▶ [SHORT TASK]: Without the pictures, reproduce the records that follow exactly.

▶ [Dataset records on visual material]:
________________________

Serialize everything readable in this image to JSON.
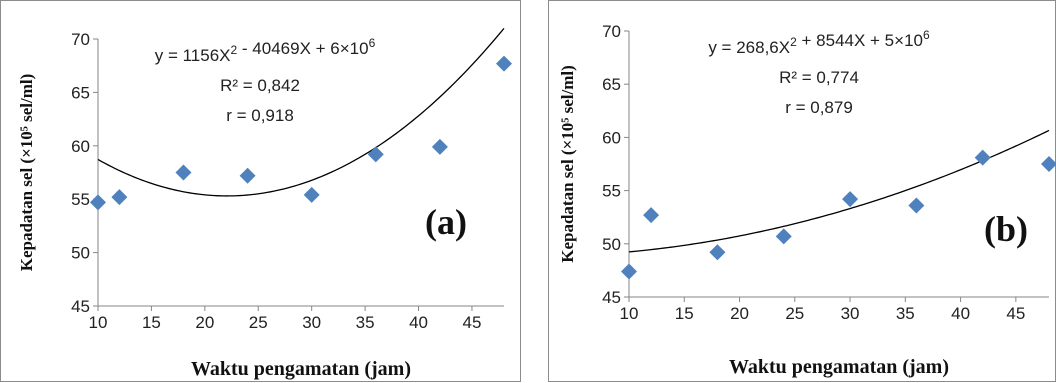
{
  "chart_data": [
    {
      "type": "scatter",
      "panel_label": "(a)",
      "xlabel": "Waktu pengamatan (jam)",
      "ylabel": "Kepadatan sel (×10⁵ sel/ml)",
      "xlim": [
        10,
        48
      ],
      "ylim": [
        45,
        70
      ],
      "xticks": [
        "10",
        "15",
        "20",
        "25",
        "30",
        "35",
        "40",
        "45"
      ],
      "yticks": [
        "45",
        "50",
        "55",
        "60",
        "65",
        "70"
      ],
      "x": [
        10,
        12,
        18,
        24,
        30,
        36,
        42,
        48
      ],
      "y": [
        54.7,
        55.2,
        57.5,
        57.2,
        55.4,
        59.2,
        59.9,
        67.7
      ],
      "trendline": {
        "type": "polynomial-2",
        "coefficients": [
          0.02336,
          -1.0318,
          66.7
        ]
      },
      "equation": "y = 1156X² - 40469X + 6×10⁶",
      "r_squared": "R² = 0,842",
      "r": "r = 0,918",
      "marker_color": "#4f81bd",
      "line_color": "#000000"
    },
    {
      "type": "scatter",
      "panel_label": "(b)",
      "xlabel": "Waktu pengamatan (jam)",
      "ylabel": "Kepadatan sel (×10⁵ sel/ml)",
      "xlim": [
        10,
        48
      ],
      "ylim": [
        45,
        70
      ],
      "xticks": [
        "10",
        "15",
        "20",
        "25",
        "30",
        "35",
        "40",
        "45"
      ],
      "yticks": [
        "45",
        "50",
        "55",
        "60",
        "65",
        "70"
      ],
      "x": [
        10,
        12,
        18,
        24,
        30,
        36,
        42,
        48
      ],
      "y": [
        47.4,
        52.7,
        49.2,
        50.7,
        54.2,
        53.6,
        58.1,
        57.5
      ],
      "trendline": {
        "type": "polynomial-2",
        "coefficients": [
          0.00538,
          -0.0117,
          48.82
        ]
      },
      "equation": "y = 268,6X² + 8544X + 5×10⁶",
      "r_squared": "R² = 0,774",
      "r": "r = 0,879",
      "marker_color": "#4f81bd",
      "line_color": "#000000"
    }
  ]
}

________________________

▶ [ANSWER]:
Serialize everything readable in this image to JSON.
{
  "chart_data": [
    {
      "type": "scatter",
      "panel_label": "(a)",
      "xlabel": "Waktu pengamatan (jam)",
      "ylabel": "Kepadatan sel (×10⁵ sel/ml)",
      "xlim": [
        10,
        48
      ],
      "ylim": [
        45,
        70
      ],
      "xticks": [
        "10",
        "15",
        "20",
        "25",
        "30",
        "35",
        "40",
        "45"
      ],
      "yticks": [
        "45",
        "50",
        "55",
        "60",
        "65",
        "70"
      ],
      "x": [
        10,
        12,
        18,
        24,
        30,
        36,
        42,
        48
      ],
      "y": [
        54.7,
        55.2,
        57.5,
        57.2,
        55.4,
        59.2,
        59.9,
        67.7
      ],
      "trendline": {
        "type": "polynomial-2",
        "coefficients": [
          0.02336,
          -1.0318,
          66.7
        ]
      },
      "equation": "y = 1156X² - 40469X + 6×10⁶",
      "r_squared": "R² = 0,842",
      "r": "r = 0,918",
      "marker_color": "#4f81bd",
      "line_color": "#000000"
    },
    {
      "type": "scatter",
      "panel_label": "(b)",
      "xlabel": "Waktu pengamatan (jam)",
      "ylabel": "Kepadatan sel (×10⁵ sel/ml)",
      "xlim": [
        10,
        48
      ],
      "ylim": [
        45,
        70
      ],
      "xticks": [
        "10",
        "15",
        "20",
        "25",
        "30",
        "35",
        "40",
        "45"
      ],
      "yticks": [
        "45",
        "50",
        "55",
        "60",
        "65",
        "70"
      ],
      "x": [
        10,
        12,
        18,
        24,
        30,
        36,
        42,
        48
      ],
      "y": [
        47.4,
        52.7,
        49.2,
        50.7,
        54.2,
        53.6,
        58.1,
        57.5
      ],
      "trendline": {
        "type": "polynomial-2",
        "coefficients": [
          0.00538,
          -0.0117,
          48.82
        ]
      },
      "equation": "y = 268,6X² + 8544X + 5×10⁶",
      "r_squared": "R² = 0,774",
      "r": "r = 0,879",
      "marker_color": "#4f81bd",
      "line_color": "#000000"
    }
  ]
}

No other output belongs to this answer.